SELECTED EXCERPT:

++++++

Incorporation of tritium into cell materials of Rhodopseudomonas spheroides from tritiated water in the medium under aerobic conditions.

When Rhodopseudomonas spheroides cells grown aerobically in the dark were incubated in medium containing tritiated water (THO), incorporation of T into the bacterial cell materials occurred under growth and no-growth conditions. The overall T incorporation under no-growth conditions was stimulated by vigorous aeration and was suppressed strongly in the presence of either 10(-3) M KCN or 0.3% HgCl2, indicating that the bulk of the incorporation might depend upon bacterial cell metabolism or respiration. 10 mug/ml chloramphenicol and 20 mug/ml rifamipicin slightly suppressed the T incorporation. The extent of T incorporation was proportional to the concentration of T in the medium. Accordingly, regardless of differences in the concentration of T in the medium, the maximum ratio of T content per hydrogen atom in the cell materials to that of THO in the medium was approximately 0.2 in non-growing cells and 0.5 in growing cells, whereas the value was 0.02-0.03 in cells incubated in medium containing KCN or HgCl2. The non-growing cells aerated in THO medium were lyophilized and fractionated by the modified method of Schneider. More than 40% of the total T incorporated into the cell materials was recovered in the cold PCA-soluble fraction, whereas the distribution of T into fractions solbule in ether-ethanol, hot PCA and alkali was 10 to 20% each. More than 75% of the T extracted in the cold PCA-soluble fraction was volatile. While the amounts of RNA and protein in the non-growing cells decreased on adding chloramphenicol or rifampicin, the distribution of T in these fractions did not change much. Our results on T incorporation into non-growing cells indicate that the major T incorporation into bacterial cell materials is independent of biosynthetic reactions using labeled precursors produced by the assimilation of T into metabolites, but presumably depends on energy-linked conformational changes of macromolecules.

++++++

EXCERPTED RECORDS:
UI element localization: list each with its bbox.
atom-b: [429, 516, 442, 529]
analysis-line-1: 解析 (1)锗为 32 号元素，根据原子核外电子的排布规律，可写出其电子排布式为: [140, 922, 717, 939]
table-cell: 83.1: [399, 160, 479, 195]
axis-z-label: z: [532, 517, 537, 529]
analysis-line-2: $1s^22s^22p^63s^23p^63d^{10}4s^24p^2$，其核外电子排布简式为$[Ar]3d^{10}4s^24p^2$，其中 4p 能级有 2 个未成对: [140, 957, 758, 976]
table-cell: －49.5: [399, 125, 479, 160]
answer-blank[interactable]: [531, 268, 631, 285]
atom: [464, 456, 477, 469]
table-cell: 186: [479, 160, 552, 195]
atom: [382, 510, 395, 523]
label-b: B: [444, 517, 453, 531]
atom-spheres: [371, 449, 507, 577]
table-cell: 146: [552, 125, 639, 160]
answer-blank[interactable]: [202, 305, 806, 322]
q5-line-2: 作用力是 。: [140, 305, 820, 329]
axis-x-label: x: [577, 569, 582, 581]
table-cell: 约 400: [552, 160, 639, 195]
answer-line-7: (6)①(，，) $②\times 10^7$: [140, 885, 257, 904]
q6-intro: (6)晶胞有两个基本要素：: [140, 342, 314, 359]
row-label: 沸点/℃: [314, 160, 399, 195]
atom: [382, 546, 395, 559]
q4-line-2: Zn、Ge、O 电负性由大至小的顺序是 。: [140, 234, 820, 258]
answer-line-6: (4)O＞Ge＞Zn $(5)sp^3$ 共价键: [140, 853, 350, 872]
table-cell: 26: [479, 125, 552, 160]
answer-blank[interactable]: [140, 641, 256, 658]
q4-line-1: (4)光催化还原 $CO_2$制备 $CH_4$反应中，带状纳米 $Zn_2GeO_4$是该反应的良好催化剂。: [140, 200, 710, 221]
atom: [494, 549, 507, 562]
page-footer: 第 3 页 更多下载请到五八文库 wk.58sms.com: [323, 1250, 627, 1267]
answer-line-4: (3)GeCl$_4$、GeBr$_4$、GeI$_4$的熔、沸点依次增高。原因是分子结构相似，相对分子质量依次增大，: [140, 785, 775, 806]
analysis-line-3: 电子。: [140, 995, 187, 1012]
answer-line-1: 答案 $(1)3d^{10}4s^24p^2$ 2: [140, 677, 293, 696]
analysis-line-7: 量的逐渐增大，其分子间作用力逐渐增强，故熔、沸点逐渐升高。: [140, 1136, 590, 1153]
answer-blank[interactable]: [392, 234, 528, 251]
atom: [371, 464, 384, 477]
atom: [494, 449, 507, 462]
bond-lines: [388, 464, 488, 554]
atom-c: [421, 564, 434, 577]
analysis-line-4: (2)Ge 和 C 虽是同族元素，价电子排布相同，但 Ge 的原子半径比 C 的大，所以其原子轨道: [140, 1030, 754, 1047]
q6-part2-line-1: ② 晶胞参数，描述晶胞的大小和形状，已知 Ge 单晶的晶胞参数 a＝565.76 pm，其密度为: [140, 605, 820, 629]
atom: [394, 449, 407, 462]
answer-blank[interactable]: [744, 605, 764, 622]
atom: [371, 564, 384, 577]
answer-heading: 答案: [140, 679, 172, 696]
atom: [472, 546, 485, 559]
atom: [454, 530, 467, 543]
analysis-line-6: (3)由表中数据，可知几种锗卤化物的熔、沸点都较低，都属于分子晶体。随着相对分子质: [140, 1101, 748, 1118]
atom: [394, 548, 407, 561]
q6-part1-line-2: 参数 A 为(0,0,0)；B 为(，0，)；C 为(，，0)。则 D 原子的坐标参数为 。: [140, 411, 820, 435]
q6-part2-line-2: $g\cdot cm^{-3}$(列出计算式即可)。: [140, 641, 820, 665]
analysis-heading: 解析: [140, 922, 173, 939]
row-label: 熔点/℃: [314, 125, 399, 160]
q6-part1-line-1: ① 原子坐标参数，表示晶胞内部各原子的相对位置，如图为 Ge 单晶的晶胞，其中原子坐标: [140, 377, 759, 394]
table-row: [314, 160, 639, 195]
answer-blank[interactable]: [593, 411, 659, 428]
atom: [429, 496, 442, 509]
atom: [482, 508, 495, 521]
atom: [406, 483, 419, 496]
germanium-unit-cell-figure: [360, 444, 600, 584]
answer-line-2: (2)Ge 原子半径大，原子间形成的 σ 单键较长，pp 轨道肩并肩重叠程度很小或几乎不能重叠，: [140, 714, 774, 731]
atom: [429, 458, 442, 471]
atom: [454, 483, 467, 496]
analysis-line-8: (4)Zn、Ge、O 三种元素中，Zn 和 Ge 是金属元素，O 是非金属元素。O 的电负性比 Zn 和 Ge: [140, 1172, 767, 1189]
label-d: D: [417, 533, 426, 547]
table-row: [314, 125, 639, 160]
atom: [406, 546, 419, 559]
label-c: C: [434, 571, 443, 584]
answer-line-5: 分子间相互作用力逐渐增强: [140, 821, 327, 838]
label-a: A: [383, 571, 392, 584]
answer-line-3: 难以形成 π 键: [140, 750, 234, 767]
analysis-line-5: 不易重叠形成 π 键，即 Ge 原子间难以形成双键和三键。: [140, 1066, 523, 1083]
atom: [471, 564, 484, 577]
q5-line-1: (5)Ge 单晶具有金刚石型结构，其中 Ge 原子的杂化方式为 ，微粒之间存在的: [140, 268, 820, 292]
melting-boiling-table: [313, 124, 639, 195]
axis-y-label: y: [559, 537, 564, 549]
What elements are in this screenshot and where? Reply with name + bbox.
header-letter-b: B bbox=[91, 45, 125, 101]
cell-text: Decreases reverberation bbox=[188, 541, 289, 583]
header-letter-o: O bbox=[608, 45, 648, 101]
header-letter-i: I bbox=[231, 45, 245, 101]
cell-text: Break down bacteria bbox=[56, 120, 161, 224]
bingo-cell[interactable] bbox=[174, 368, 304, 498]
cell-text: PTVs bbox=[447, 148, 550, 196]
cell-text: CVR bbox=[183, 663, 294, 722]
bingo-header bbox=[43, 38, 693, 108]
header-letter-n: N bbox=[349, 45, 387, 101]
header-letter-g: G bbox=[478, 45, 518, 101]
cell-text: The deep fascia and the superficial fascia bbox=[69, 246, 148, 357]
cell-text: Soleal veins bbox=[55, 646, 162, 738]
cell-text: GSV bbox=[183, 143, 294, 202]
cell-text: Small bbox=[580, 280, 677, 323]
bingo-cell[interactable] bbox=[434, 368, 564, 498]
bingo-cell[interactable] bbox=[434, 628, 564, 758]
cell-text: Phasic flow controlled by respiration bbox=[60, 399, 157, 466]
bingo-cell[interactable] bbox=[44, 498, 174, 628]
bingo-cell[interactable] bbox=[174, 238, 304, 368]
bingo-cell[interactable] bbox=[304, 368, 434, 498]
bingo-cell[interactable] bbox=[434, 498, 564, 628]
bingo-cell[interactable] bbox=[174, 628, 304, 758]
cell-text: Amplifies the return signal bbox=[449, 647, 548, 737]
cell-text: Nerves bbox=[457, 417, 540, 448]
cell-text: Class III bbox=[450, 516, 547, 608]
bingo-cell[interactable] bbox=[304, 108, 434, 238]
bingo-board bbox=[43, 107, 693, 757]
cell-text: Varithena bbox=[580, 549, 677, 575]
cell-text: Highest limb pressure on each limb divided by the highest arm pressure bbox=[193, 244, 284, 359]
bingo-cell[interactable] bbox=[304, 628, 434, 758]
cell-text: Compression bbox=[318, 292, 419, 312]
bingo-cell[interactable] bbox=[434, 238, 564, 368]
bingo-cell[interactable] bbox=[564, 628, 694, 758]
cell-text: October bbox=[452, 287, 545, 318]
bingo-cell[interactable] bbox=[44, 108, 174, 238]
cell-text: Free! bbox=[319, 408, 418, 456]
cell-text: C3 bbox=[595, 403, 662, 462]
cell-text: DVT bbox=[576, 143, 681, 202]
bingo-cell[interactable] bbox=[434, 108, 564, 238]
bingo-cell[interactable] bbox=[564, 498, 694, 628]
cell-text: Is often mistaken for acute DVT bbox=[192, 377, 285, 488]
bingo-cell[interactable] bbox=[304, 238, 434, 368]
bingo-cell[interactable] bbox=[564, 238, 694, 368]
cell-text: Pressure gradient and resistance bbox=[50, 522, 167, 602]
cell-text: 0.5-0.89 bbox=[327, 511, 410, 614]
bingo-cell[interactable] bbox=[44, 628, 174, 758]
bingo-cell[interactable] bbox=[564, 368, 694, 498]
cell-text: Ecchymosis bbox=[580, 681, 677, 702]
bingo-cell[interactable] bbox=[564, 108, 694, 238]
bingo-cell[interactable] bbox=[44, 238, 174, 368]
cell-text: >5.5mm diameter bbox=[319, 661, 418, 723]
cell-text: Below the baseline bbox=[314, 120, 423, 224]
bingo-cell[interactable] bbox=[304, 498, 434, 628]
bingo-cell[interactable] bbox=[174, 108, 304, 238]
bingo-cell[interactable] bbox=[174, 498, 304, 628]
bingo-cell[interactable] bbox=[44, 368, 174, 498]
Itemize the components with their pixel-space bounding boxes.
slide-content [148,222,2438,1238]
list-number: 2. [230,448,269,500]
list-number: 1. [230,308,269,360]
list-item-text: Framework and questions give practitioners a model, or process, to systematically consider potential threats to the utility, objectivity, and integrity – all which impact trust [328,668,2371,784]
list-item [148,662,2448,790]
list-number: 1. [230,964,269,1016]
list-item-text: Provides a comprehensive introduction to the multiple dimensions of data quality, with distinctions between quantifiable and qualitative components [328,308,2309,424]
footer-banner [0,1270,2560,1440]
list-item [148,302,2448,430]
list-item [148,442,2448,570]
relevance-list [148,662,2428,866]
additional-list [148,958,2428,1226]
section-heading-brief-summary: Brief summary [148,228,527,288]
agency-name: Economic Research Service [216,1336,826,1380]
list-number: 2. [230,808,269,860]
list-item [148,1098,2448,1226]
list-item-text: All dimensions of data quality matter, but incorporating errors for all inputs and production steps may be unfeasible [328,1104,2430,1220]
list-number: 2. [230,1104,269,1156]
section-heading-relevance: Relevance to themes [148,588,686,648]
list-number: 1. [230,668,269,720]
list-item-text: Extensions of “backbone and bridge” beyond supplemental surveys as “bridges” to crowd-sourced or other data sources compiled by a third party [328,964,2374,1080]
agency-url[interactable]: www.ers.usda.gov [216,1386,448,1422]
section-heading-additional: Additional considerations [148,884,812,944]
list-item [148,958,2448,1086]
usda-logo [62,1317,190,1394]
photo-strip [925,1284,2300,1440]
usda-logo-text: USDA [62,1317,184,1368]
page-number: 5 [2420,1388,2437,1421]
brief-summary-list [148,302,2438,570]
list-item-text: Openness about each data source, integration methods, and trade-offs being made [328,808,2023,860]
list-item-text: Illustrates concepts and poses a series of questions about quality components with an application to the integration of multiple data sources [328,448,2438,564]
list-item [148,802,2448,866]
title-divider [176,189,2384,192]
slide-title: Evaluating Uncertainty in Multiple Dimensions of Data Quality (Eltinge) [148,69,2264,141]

++++++

TASK TO CARRY OUT:
Decide whether each statement below agrees with the tritium incorporation text above. Answer yes or no for each and quote the words of the text that decide it.
1. Under no-growth conditions, 10(-3) M KCN strongly suppressed the overall tritium incorporation.
2. The maximum ratio of tritium content per hydrogen atom in the cell materials to that of THO in the medium was about 0.5 in non-growing cells.
3. Less than half of the tritium extracted in the cold PCA-soluble fraction was volatile.

ANSWER FOR THE TASK:
1. Yes: "The overall T incorporation under no-growth conditions was stimulated by vigorous aeration and was suppressed strongly in the presence of either 10(-3) M KCN or 0.3% HgCl2"
2. No: "approximately 0.2 in non-growing cells and 0.5 in growing cells"
3. No: "More than 75% of the T extracted in the cold PCA-soluble fraction was volatile."